(Exercise data)
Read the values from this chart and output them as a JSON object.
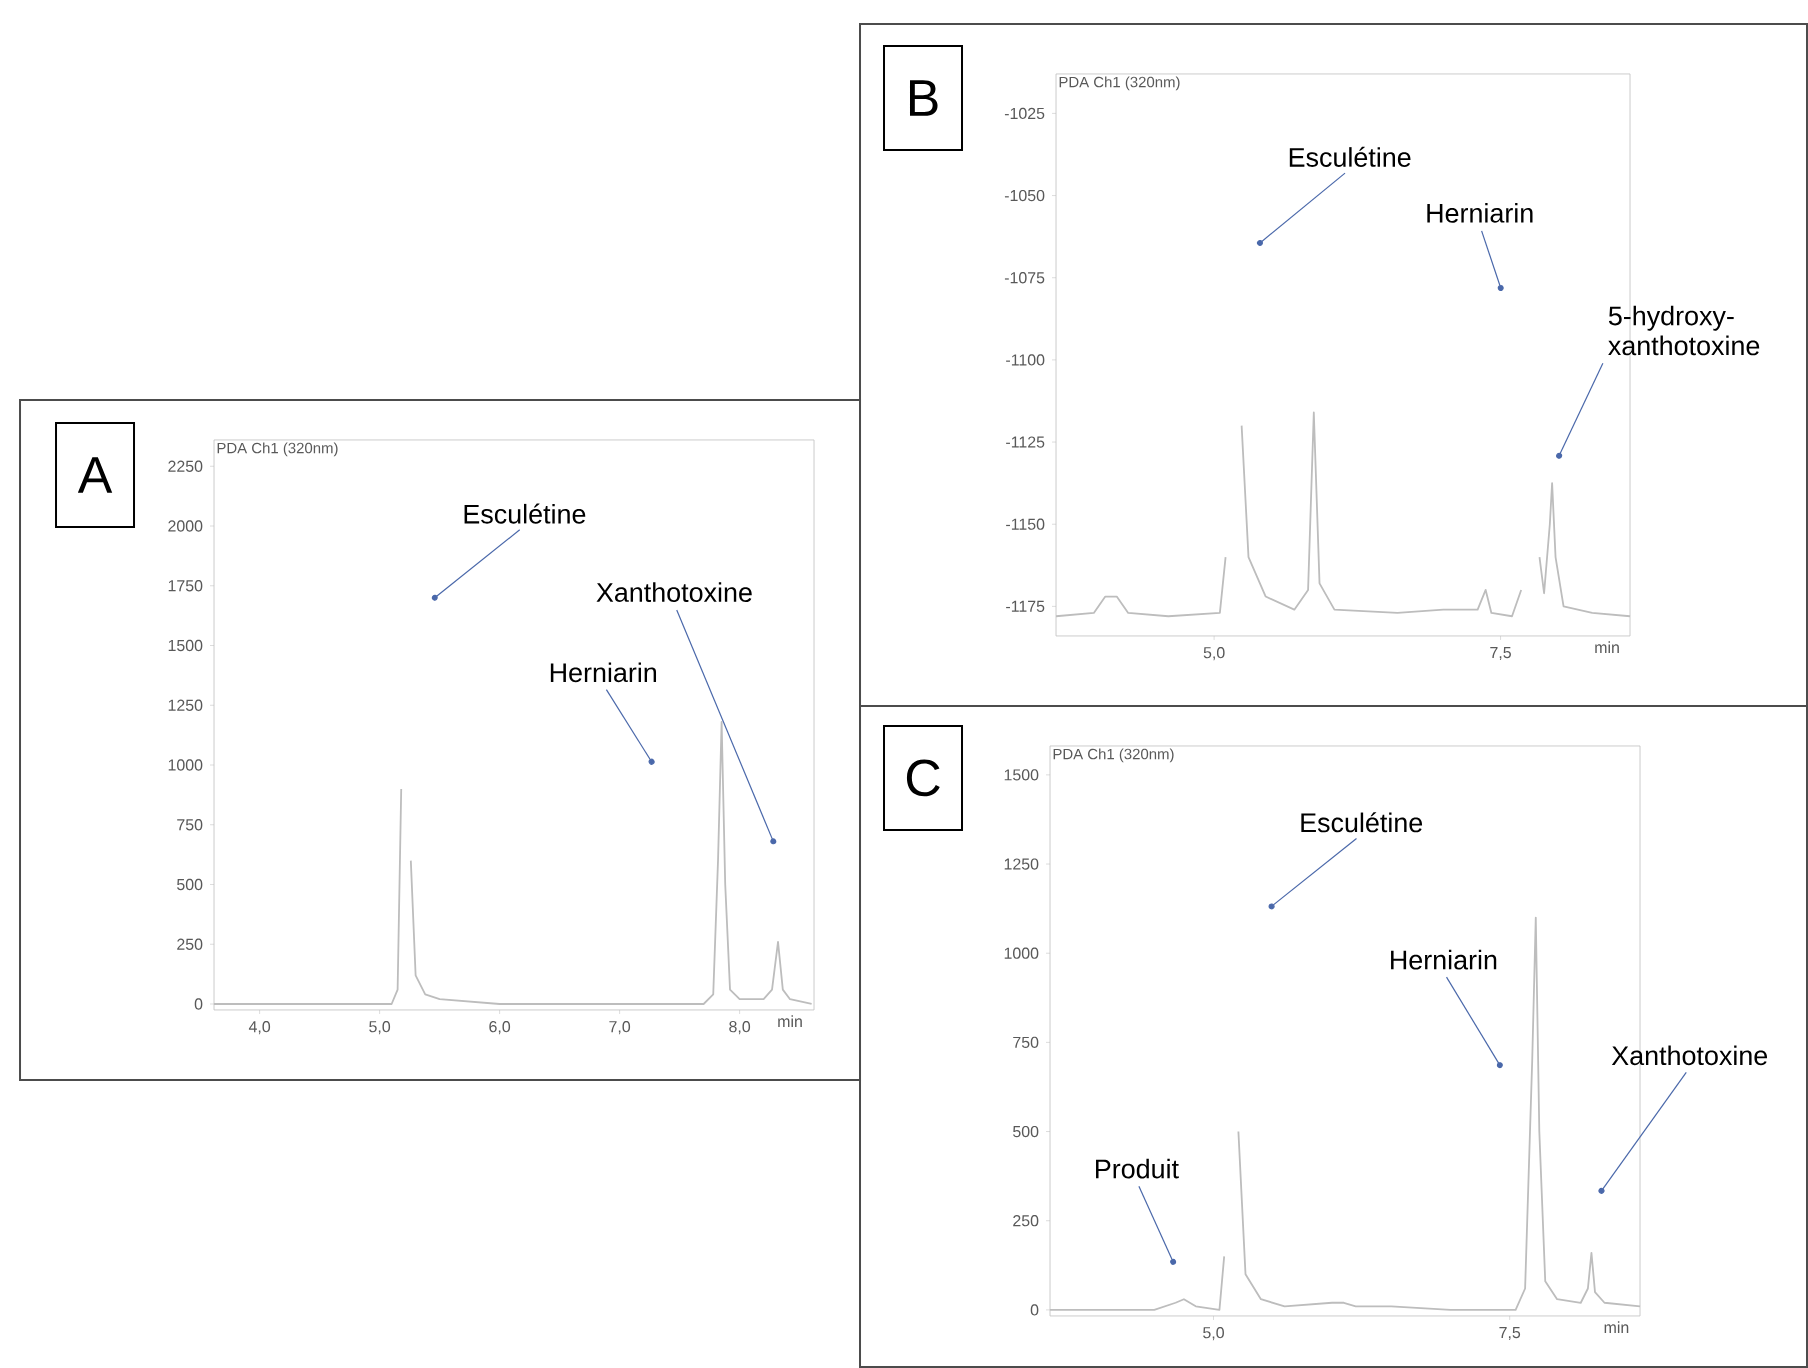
{
  "chart_data": [
    {
      "type": "line",
      "title": "A",
      "subtitle": "PDA Ch1 (320nm)",
      "xlabel": "min",
      "color": "#bdbdbd",
      "x": [
        3.62,
        4.5,
        5.1,
        5.15,
        5.18,
        5.2,
        5.23,
        5.26,
        5.3,
        5.38,
        5.5,
        6.0,
        7.0,
        7.7,
        7.78,
        7.82,
        7.85,
        7.88,
        7.92,
        8.0,
        8.2,
        8.27,
        8.32,
        8.36,
        8.42,
        8.6
      ],
      "values": [
        0,
        0,
        0,
        60,
        900,
        null,
        null,
        600,
        120,
        40,
        20,
        0,
        0,
        0,
        40,
        600,
        1180,
        500,
        60,
        20,
        20,
        60,
        260,
        60,
        20,
        0
      ],
      "xlim": [
        3.62,
        8.62
      ],
      "ylim": [
        -25,
        2360
      ],
      "xticks": [
        {
          "value": 4,
          "label": "4,0"
        },
        {
          "value": 5,
          "label": "5,0"
        },
        {
          "value": 6,
          "label": "6,0"
        },
        {
          "value": 7,
          "label": "7,0"
        },
        {
          "value": 8,
          "label": "8,0"
        }
      ],
      "yticks": [
        0,
        250,
        500,
        750,
        1000,
        1250,
        1500,
        1750,
        2000,
        2250
      ],
      "annotations": [
        {
          "text": "Esculétine",
          "x": 5.44,
          "y": 1692
        },
        {
          "text": "Herniarin",
          "x": 7.28,
          "y": 1003
        },
        {
          "text": "Xanthotoxine",
          "x": 8.29,
          "y": 669
        }
      ]
    },
    {
      "type": "line",
      "title": "B",
      "subtitle": "PDA Ch1 (320nm)",
      "xlabel": "min",
      "color": "#bdbdbd",
      "x": [
        3.62,
        3.95,
        4.05,
        4.15,
        4.25,
        4.6,
        5.05,
        5.1,
        5.14,
        5.2,
        5.24,
        5.3,
        5.45,
        5.7,
        5.82,
        5.87,
        5.92,
        6.05,
        6.6,
        7.0,
        7.3,
        7.37,
        7.42,
        7.6,
        7.68,
        7.73,
        7.8,
        7.84,
        7.88,
        7.93,
        7.95,
        7.98,
        8.05,
        8.3,
        8.63
      ],
      "values": [
        -1178,
        -1177,
        -1172,
        -1172,
        -1177,
        -1178,
        -1177,
        -1160,
        null,
        null,
        -1120,
        -1160,
        -1172,
        -1176,
        -1170,
        -1116,
        -1168,
        -1176,
        -1177,
        -1176,
        -1176,
        -1170,
        -1177,
        -1178,
        -1170,
        null,
        null,
        -1160,
        -1171,
        -1150,
        -1137.5,
        -1160,
        -1175,
        -1177,
        -1178
      ],
      "xlim": [
        3.62,
        8.63
      ],
      "ylim": [
        -1184,
        -1013
      ],
      "xticks": [
        {
          "value": 5,
          "label": "5,0"
        },
        {
          "value": 7.5,
          "label": "7,5"
        }
      ],
      "yticks": [
        -1175,
        -1150,
        -1125,
        -1100,
        -1075,
        -1050,
        -1025
      ],
      "annotations": [
        {
          "text": "Esculétine",
          "x": 5.38,
          "y": -1065
        },
        {
          "text": "Herniarin",
          "x": 7.51,
          "y": -1079
        },
        {
          "text": "5-hydroxy-xanthotoxine",
          "x": 8.0,
          "y": -1130
        }
      ]
    },
    {
      "type": "line",
      "title": "C",
      "subtitle": "PDA Ch1 (320nm)",
      "xlabel": "min",
      "color": "#bdbdbd",
      "x": [
        3.62,
        4.5,
        4.68,
        4.75,
        4.85,
        5.05,
        5.09,
        5.12,
        5.17,
        5.21,
        5.27,
        5.4,
        5.6,
        6.0,
        6.1,
        6.2,
        6.5,
        7.0,
        7.55,
        7.63,
        7.69,
        7.72,
        7.75,
        7.8,
        7.9,
        8.1,
        8.16,
        8.19,
        8.22,
        8.3,
        8.6
      ],
      "values": [
        0,
        0,
        20,
        30,
        10,
        0,
        150,
        null,
        null,
        500,
        100,
        30,
        10,
        20,
        20,
        10,
        10,
        0,
        0,
        60,
        700,
        1100,
        500,
        80,
        30,
        20,
        60,
        160,
        50,
        20,
        10
      ],
      "xlim": [
        3.62,
        8.6
      ],
      "ylim": [
        -17,
        1581
      ],
      "xticks": [
        {
          "value": 5,
          "label": "5,0"
        },
        {
          "value": 7.5,
          "label": "7,5"
        }
      ],
      "yticks": [
        0,
        250,
        500,
        750,
        1000,
        1250,
        1500
      ],
      "annotations": [
        {
          "text": "Esculétine",
          "x": 5.47,
          "y": 1126
        },
        {
          "text": "Herniarin",
          "x": 7.43,
          "y": 679
        },
        {
          "text": "Xanthotoxine",
          "x": 8.26,
          "y": 327
        },
        {
          "text": "Produit",
          "x": 4.67,
          "y": 127
        }
      ]
    }
  ]
}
(End Exercise data)
Assignment: Reproduce every line above exactly, pictures excluded.

Answer box:
Read the values from this chart and output them as a JSON object.
{
  "chart_data": [
    {
      "type": "line",
      "title": "A",
      "subtitle": "PDA Ch1 (320nm)",
      "xlabel": "min",
      "color": "#bdbdbd",
      "x": [
        3.62,
        4.5,
        5.1,
        5.15,
        5.18,
        5.2,
        5.23,
        5.26,
        5.3,
        5.38,
        5.5,
        6.0,
        7.0,
        7.7,
        7.78,
        7.82,
        7.85,
        7.88,
        7.92,
        8.0,
        8.2,
        8.27,
        8.32,
        8.36,
        8.42,
        8.6
      ],
      "values": [
        0,
        0,
        0,
        60,
        900,
        null,
        null,
        600,
        120,
        40,
        20,
        0,
        0,
        0,
        40,
        600,
        1180,
        500,
        60,
        20,
        20,
        60,
        260,
        60,
        20,
        0
      ],
      "xlim": [
        3.62,
        8.62
      ],
      "ylim": [
        -25,
        2360
      ],
      "xticks": [
        {
          "value": 4,
          "label": "4,0"
        },
        {
          "value": 5,
          "label": "5,0"
        },
        {
          "value": 6,
          "label": "6,0"
        },
        {
          "value": 7,
          "label": "7,0"
        },
        {
          "value": 8,
          "label": "8,0"
        }
      ],
      "yticks": [
        0,
        250,
        500,
        750,
        1000,
        1250,
        1500,
        1750,
        2000,
        2250
      ],
      "annotations": [
        {
          "text": "Esculétine",
          "x": 5.44,
          "y": 1692
        },
        {
          "text": "Herniarin",
          "x": 7.28,
          "y": 1003
        },
        {
          "text": "Xanthotoxine",
          "x": 8.29,
          "y": 669
        }
      ]
    },
    {
      "type": "line",
      "title": "B",
      "subtitle": "PDA Ch1 (320nm)",
      "xlabel": "min",
      "color": "#bdbdbd",
      "x": [
        3.62,
        3.95,
        4.05,
        4.15,
        4.25,
        4.6,
        5.05,
        5.1,
        5.14,
        5.2,
        5.24,
        5.3,
        5.45,
        5.7,
        5.82,
        5.87,
        5.92,
        6.05,
        6.6,
        7.0,
        7.3,
        7.37,
        7.42,
        7.6,
        7.68,
        7.73,
        7.8,
        7.84,
        7.88,
        7.93,
        7.95,
        7.98,
        8.05,
        8.3,
        8.63
      ],
      "values": [
        -1178,
        -1177,
        -1172,
        -1172,
        -1177,
        -1178,
        -1177,
        -1160,
        null,
        null,
        -1120,
        -1160,
        -1172,
        -1176,
        -1170,
        -1116,
        -1168,
        -1176,
        -1177,
        -1176,
        -1176,
        -1170,
        -1177,
        -1178,
        -1170,
        null,
        null,
        -1160,
        -1171,
        -1150,
        -1137.5,
        -1160,
        -1175,
        -1177,
        -1178
      ],
      "xlim": [
        3.62,
        8.63
      ],
      "ylim": [
        -1184,
        -1013
      ],
      "xticks": [
        {
          "value": 5,
          "label": "5,0"
        },
        {
          "value": 7.5,
          "label": "7,5"
        }
      ],
      "yticks": [
        -1175,
        -1150,
        -1125,
        -1100,
        -1075,
        -1050,
        -1025
      ],
      "annotations": [
        {
          "text": "Esculétine",
          "x": 5.38,
          "y": -1065
        },
        {
          "text": "Herniarin",
          "x": 7.51,
          "y": -1079
        },
        {
          "text": "5-hydroxy-xanthotoxine",
          "x": 8.0,
          "y": -1130
        }
      ]
    },
    {
      "type": "line",
      "title": "C",
      "subtitle": "PDA Ch1 (320nm)",
      "xlabel": "min",
      "color": "#bdbdbd",
      "x": [
        3.62,
        4.5,
        4.68,
        4.75,
        4.85,
        5.05,
        5.09,
        5.12,
        5.17,
        5.21,
        5.27,
        5.4,
        5.6,
        6.0,
        6.1,
        6.2,
        6.5,
        7.0,
        7.55,
        7.63,
        7.69,
        7.72,
        7.75,
        7.8,
        7.9,
        8.1,
        8.16,
        8.19,
        8.22,
        8.3,
        8.6
      ],
      "values": [
        0,
        0,
        20,
        30,
        10,
        0,
        150,
        null,
        null,
        500,
        100,
        30,
        10,
        20,
        20,
        10,
        10,
        0,
        0,
        60,
        700,
        1100,
        500,
        80,
        30,
        20,
        60,
        160,
        50,
        20,
        10
      ],
      "xlim": [
        3.62,
        8.6
      ],
      "ylim": [
        -17,
        1581
      ],
      "xticks": [
        {
          "value": 5,
          "label": "5,0"
        },
        {
          "value": 7.5,
          "label": "7,5"
        }
      ],
      "yticks": [
        0,
        250,
        500,
        750,
        1000,
        1250,
        1500
      ],
      "annotations": [
        {
          "text": "Esculétine",
          "x": 5.47,
          "y": 1126
        },
        {
          "text": "Herniarin",
          "x": 7.43,
          "y": 679
        },
        {
          "text": "Xanthotoxine",
          "x": 8.26,
          "y": 327
        },
        {
          "text": "Produit",
          "x": 4.67,
          "y": 127
        }
      ]
    }
  ]
}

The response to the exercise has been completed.